(EXERCISE DETAILS) Each line of the material must be repeated precisely, with the pictures left out.

___ SUPPLIED DATA

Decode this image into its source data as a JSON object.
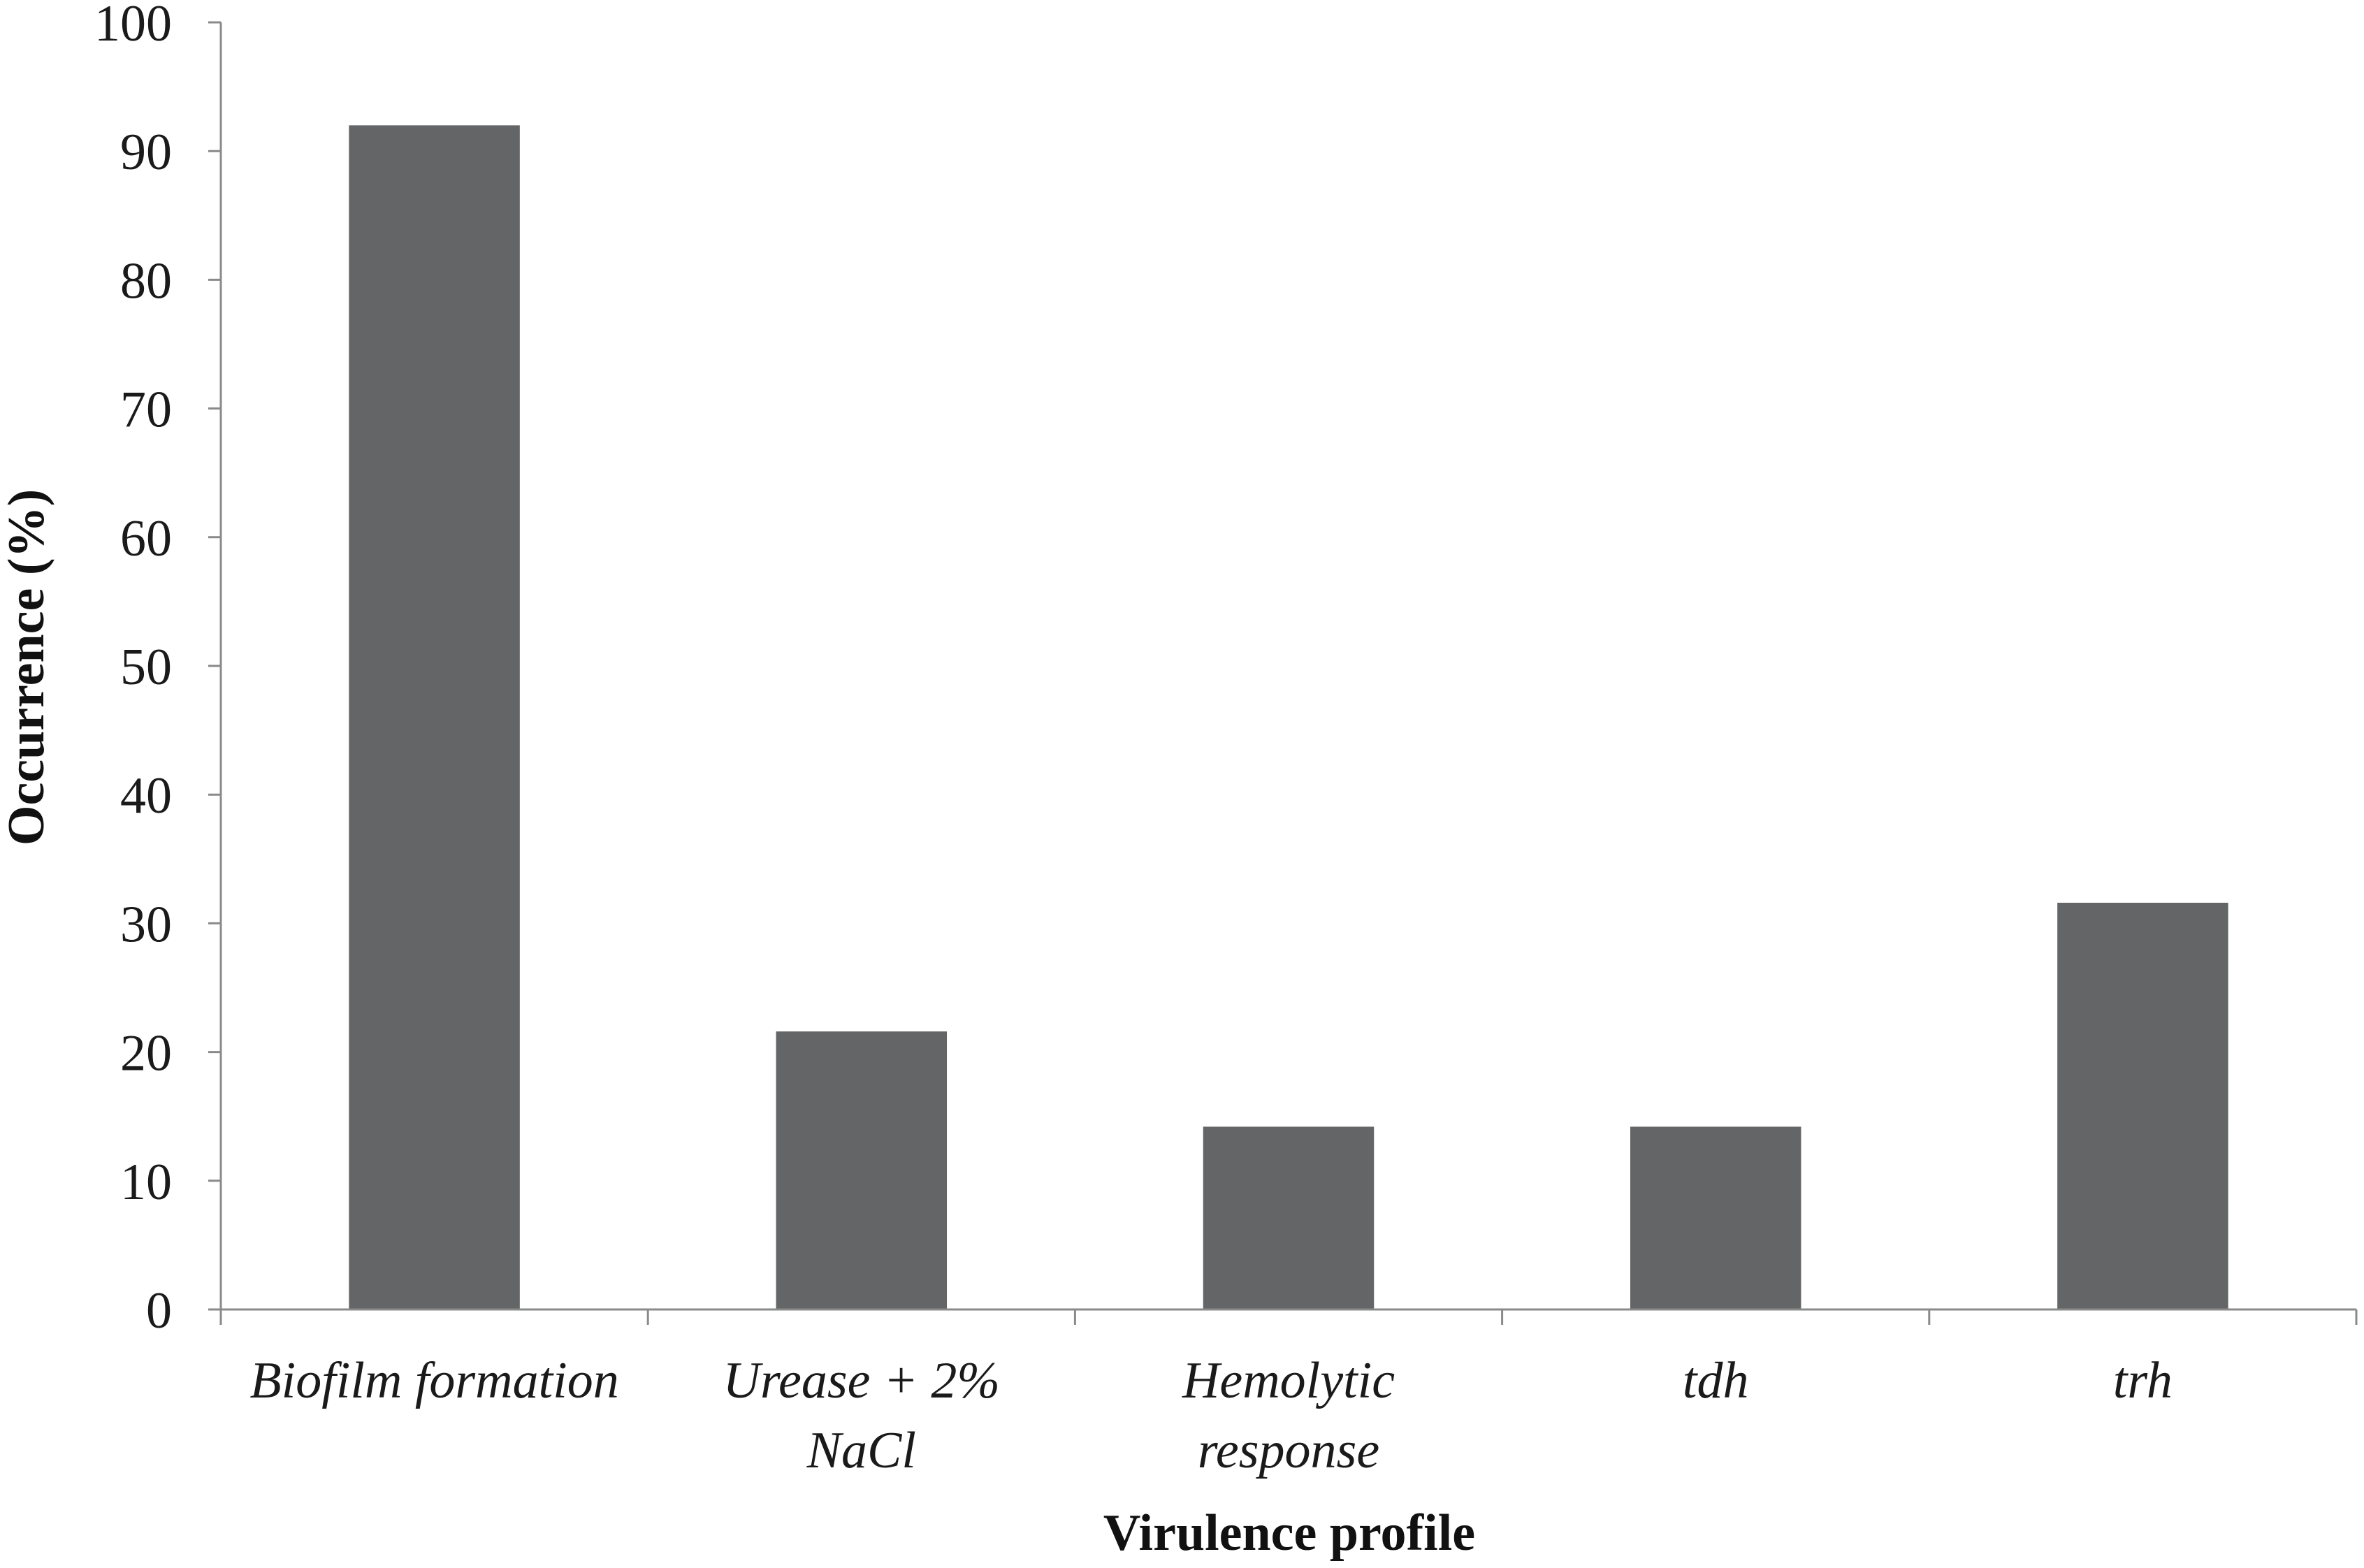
{
  "chart_data": {
    "type": "bar",
    "title": "",
    "xlabel": "Virulence profile",
    "ylabel": "Occurrence (%)",
    "ylim": [
      0,
      100
    ],
    "yticks": [
      0,
      10,
      20,
      30,
      40,
      50,
      60,
      70,
      80,
      90,
      100
    ],
    "categories": [
      [
        "Biofilm formation"
      ],
      [
        "Urease + 2%",
        "NaCl"
      ],
      [
        "Hemolytic",
        "response"
      ],
      [
        "tdh"
      ],
      [
        "trh"
      ]
    ],
    "values": [
      92,
      21.6,
      14.2,
      14.2,
      31.6
    ],
    "bar_color": "#636567",
    "grid": false,
    "legend": "none"
  }
}
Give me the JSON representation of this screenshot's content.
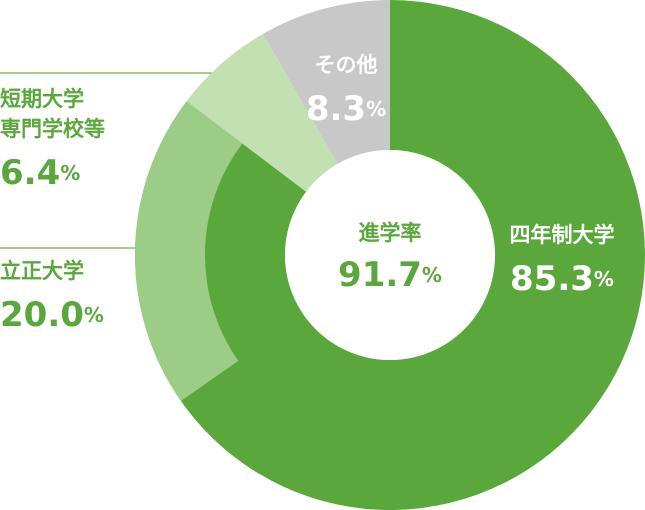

______

(COMPLETED TASK)
Decode this image into its source data as a JSON object.
{
  "chart_data": {
    "type": "bar",
    "title": "",
    "xlabel": "Virulence profile",
    "ylabel": "Occurrence (%)",
    "ylim": [
      0,
      100
    ],
    "yticks": [
      0,
      10,
      20,
      30,
      40,
      50,
      60,
      70,
      80,
      90,
      100
    ],
    "categories": [
      [
        "Biofilm formation"
      ],
      [
        "Urease + 2%",
        "NaCl"
      ],
      [
        "Hemolytic",
        "response"
      ],
      [
        "tdh"
      ],
      [
        "trh"
      ]
    ],
    "values": [
      92,
      21.6,
      14.2,
      14.2,
      31.6
    ],
    "bar_color": "#636567",
    "grid": false,
    "legend": "none"
  }
}
Give me the JSON representation of this screenshot's content.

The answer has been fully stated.